EXERCISE INPUT below:

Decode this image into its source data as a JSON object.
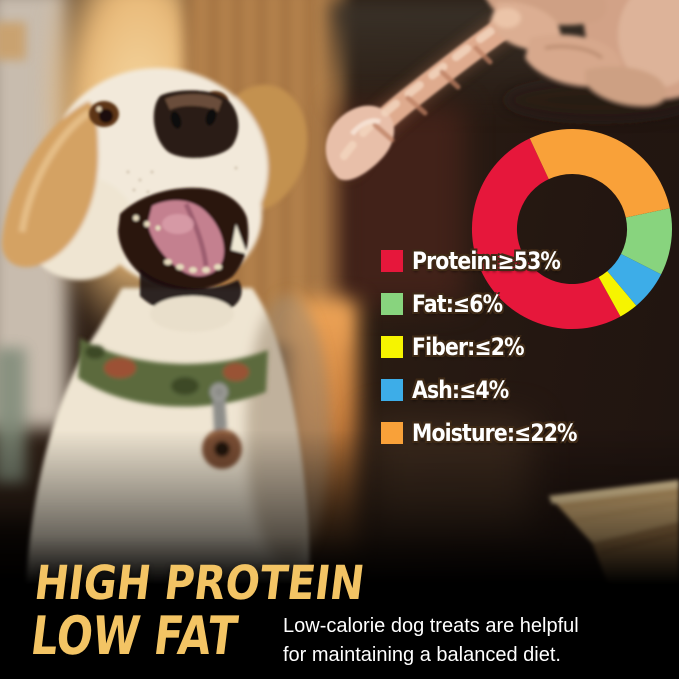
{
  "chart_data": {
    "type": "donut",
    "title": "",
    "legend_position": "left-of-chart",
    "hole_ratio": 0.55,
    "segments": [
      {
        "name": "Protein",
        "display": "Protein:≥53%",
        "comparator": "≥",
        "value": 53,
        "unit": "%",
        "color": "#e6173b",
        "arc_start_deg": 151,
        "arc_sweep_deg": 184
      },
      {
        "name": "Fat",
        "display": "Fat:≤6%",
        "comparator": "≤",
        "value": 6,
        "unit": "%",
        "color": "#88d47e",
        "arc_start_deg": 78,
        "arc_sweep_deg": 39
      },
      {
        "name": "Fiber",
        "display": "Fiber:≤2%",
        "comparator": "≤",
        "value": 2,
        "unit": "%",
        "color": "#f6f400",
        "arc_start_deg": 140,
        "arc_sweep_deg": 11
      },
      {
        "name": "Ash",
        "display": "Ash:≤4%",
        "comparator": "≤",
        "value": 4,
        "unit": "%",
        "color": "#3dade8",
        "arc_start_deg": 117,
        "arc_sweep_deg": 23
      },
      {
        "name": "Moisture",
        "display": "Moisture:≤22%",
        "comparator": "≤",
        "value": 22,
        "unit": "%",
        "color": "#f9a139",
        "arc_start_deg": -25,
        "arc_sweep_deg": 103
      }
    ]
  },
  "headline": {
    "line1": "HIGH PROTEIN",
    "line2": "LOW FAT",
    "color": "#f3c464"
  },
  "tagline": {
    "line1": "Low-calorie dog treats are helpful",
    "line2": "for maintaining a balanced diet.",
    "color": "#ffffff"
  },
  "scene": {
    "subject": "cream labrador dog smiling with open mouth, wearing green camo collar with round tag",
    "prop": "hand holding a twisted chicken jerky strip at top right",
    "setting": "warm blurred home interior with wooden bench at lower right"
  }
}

End of EXERCISE INPUT.

If a record holds a picture, leave the picture out, but copy everything else exactly.

REPLY:
Decode this image into its source data as a JSON object.
{
  "chart_data": {
    "type": "donut",
    "title": "",
    "legend_position": "left-of-chart",
    "hole_ratio": 0.55,
    "segments": [
      {
        "name": "Protein",
        "display": "Protein:≥53%",
        "comparator": "≥",
        "value": 53,
        "unit": "%",
        "color": "#e6173b",
        "arc_start_deg": 151,
        "arc_sweep_deg": 184
      },
      {
        "name": "Fat",
        "display": "Fat:≤6%",
        "comparator": "≤",
        "value": 6,
        "unit": "%",
        "color": "#88d47e",
        "arc_start_deg": 78,
        "arc_sweep_deg": 39
      },
      {
        "name": "Fiber",
        "display": "Fiber:≤2%",
        "comparator": "≤",
        "value": 2,
        "unit": "%",
        "color": "#f6f400",
        "arc_start_deg": 140,
        "arc_sweep_deg": 11
      },
      {
        "name": "Ash",
        "display": "Ash:≤4%",
        "comparator": "≤",
        "value": 4,
        "unit": "%",
        "color": "#3dade8",
        "arc_start_deg": 117,
        "arc_sweep_deg": 23
      },
      {
        "name": "Moisture",
        "display": "Moisture:≤22%",
        "comparator": "≤",
        "value": 22,
        "unit": "%",
        "color": "#f9a139",
        "arc_start_deg": -25,
        "arc_sweep_deg": 103
      }
    ]
  },
  "headline": {
    "line1": "HIGH PROTEIN",
    "line2": "LOW FAT",
    "color": "#f3c464"
  },
  "tagline": {
    "line1": "Low-calorie dog treats are helpful",
    "line2": "for maintaining a balanced diet.",
    "color": "#ffffff"
  },
  "scene": {
    "subject": "cream labrador dog smiling with open mouth, wearing green camo collar with round tag",
    "prop": "hand holding a twisted chicken jerky strip at top right",
    "setting": "warm blurred home interior with wooden bench at lower right"
  }
}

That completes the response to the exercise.